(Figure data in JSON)
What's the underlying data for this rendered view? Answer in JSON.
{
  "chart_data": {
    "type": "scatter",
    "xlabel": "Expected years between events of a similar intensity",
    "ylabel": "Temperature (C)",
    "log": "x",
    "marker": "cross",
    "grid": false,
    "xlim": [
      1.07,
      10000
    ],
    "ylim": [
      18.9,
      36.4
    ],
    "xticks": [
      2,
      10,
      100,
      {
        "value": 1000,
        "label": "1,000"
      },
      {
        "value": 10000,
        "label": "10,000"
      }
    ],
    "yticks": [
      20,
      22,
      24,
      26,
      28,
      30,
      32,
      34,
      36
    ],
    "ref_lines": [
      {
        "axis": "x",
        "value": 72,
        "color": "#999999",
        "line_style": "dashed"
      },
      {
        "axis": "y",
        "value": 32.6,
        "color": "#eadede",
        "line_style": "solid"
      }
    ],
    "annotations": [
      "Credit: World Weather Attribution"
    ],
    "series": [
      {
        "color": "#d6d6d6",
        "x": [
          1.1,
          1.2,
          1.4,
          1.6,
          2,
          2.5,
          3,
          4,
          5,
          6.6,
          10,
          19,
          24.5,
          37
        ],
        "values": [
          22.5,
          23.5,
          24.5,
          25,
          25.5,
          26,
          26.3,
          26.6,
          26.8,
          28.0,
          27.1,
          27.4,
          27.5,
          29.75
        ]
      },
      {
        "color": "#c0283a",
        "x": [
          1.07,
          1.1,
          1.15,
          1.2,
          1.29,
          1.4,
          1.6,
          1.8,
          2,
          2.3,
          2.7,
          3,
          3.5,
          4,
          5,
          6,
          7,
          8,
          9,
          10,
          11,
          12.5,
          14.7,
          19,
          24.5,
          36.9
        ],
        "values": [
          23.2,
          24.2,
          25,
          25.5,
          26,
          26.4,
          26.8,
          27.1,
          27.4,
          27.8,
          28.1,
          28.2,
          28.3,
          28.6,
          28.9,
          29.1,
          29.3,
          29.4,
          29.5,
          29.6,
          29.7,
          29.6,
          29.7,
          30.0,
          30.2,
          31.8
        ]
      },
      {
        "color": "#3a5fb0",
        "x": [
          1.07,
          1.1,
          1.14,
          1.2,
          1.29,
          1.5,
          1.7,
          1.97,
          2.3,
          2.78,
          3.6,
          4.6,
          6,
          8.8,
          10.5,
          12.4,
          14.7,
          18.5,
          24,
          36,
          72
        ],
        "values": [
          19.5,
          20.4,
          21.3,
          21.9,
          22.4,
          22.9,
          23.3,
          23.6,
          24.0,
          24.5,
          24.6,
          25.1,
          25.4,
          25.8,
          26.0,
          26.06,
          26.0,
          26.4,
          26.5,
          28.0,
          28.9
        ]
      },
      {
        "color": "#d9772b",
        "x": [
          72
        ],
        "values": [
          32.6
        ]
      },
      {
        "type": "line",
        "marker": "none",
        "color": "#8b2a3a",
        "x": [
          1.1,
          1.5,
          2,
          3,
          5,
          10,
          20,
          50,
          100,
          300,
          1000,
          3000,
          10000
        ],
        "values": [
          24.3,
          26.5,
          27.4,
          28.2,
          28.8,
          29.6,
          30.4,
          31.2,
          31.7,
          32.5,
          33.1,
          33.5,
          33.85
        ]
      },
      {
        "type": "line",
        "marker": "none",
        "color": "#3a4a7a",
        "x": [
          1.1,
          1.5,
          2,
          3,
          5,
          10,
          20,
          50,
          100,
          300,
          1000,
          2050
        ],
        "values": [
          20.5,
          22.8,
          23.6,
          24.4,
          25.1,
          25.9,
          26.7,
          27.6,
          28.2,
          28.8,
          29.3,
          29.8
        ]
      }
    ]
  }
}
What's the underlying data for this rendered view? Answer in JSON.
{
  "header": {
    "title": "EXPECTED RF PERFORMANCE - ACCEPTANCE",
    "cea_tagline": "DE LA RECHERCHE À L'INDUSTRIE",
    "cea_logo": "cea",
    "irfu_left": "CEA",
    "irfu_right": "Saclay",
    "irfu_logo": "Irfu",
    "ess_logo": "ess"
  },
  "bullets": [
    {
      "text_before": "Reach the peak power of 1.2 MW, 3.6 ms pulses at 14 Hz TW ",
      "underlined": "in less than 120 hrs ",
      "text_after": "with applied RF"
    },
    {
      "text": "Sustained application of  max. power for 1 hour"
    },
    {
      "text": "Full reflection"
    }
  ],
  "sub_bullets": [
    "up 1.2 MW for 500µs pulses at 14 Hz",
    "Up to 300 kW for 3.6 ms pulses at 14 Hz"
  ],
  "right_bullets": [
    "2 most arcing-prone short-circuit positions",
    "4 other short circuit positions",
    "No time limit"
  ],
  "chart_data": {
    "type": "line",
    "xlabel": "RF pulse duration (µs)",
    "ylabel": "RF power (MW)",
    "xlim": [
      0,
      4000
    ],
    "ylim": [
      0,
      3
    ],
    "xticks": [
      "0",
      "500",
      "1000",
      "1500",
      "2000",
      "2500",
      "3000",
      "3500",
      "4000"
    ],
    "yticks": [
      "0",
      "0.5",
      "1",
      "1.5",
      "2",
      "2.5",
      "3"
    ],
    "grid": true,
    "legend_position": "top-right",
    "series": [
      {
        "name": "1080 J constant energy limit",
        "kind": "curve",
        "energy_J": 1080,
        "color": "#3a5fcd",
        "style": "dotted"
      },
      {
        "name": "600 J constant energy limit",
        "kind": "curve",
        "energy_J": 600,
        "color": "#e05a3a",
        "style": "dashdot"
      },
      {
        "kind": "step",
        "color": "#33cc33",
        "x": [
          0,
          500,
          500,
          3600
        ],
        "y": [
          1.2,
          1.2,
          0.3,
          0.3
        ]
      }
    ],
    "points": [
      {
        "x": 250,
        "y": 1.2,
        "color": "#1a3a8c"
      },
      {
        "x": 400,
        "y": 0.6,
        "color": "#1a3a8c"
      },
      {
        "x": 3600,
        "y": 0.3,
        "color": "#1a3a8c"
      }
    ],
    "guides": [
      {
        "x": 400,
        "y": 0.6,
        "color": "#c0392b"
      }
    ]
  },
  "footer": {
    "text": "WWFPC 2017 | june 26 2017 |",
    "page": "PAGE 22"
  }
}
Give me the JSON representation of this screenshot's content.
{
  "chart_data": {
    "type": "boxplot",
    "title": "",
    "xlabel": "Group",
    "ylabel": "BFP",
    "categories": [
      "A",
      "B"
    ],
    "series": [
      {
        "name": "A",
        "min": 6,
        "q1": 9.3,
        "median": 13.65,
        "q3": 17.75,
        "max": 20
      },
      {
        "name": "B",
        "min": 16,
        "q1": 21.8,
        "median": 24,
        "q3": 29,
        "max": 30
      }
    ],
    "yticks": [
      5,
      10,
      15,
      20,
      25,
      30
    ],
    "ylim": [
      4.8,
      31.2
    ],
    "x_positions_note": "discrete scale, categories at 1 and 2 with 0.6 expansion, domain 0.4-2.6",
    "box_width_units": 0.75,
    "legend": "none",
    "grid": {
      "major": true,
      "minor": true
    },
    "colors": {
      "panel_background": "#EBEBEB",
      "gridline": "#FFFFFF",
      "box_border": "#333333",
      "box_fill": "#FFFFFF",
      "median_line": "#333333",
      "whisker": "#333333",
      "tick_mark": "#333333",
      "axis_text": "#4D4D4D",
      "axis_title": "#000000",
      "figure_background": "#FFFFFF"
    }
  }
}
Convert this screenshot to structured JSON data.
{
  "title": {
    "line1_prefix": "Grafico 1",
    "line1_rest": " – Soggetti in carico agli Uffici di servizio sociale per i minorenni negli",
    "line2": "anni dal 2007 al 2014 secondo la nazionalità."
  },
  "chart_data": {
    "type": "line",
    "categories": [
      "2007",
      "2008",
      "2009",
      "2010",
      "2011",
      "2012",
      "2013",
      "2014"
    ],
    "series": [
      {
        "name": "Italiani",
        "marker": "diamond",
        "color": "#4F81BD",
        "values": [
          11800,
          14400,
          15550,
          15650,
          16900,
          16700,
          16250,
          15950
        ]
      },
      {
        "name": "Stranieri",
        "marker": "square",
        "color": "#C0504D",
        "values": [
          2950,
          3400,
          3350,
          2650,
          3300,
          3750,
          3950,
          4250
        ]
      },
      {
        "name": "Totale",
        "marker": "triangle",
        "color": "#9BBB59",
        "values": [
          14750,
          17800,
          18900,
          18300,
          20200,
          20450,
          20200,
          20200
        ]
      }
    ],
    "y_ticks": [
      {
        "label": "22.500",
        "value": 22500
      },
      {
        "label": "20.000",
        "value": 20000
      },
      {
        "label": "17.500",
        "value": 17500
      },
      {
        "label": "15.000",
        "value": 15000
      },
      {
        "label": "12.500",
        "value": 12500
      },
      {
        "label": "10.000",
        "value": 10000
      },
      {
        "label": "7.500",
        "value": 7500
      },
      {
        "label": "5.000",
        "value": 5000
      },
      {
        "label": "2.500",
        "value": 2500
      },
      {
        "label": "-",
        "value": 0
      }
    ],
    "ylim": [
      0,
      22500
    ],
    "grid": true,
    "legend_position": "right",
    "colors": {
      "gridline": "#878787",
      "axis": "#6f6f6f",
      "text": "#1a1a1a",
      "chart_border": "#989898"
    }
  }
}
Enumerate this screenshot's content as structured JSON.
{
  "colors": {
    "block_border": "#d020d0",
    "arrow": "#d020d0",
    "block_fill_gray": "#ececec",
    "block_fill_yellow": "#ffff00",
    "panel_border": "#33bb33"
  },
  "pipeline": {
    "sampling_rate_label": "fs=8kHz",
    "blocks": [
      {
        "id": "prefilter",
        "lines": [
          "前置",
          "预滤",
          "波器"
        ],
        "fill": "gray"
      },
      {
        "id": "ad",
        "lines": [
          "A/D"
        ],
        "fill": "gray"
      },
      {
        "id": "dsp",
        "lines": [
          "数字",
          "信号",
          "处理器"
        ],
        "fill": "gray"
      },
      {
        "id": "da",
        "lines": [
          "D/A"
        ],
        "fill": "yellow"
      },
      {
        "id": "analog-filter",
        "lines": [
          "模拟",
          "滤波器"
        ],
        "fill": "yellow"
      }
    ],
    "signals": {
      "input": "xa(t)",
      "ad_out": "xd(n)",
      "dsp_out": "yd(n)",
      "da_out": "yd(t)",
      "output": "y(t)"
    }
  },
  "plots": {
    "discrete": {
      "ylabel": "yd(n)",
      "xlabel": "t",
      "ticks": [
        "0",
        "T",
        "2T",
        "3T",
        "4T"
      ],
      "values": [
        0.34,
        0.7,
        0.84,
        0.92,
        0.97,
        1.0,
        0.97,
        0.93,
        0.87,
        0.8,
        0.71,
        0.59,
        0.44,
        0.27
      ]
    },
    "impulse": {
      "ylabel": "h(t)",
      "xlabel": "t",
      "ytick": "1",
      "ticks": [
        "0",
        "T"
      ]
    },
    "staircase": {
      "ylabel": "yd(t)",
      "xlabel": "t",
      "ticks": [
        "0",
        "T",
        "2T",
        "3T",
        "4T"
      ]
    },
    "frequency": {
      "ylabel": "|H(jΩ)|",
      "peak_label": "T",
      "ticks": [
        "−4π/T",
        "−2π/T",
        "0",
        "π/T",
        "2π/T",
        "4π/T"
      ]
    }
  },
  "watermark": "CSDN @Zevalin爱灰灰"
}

| WHAT YOU WILL DO |
Scan the listing above and copy all lines containing the word "power".

| THE ANSWER |
      "text_before": "Reach the peak power of 1.2 MW, 3.6 ms pulses at 14 Hz TW ",
      "text": "Sustained application of  max. power for 1 hour"
    "ylabel": "RF power (MW)",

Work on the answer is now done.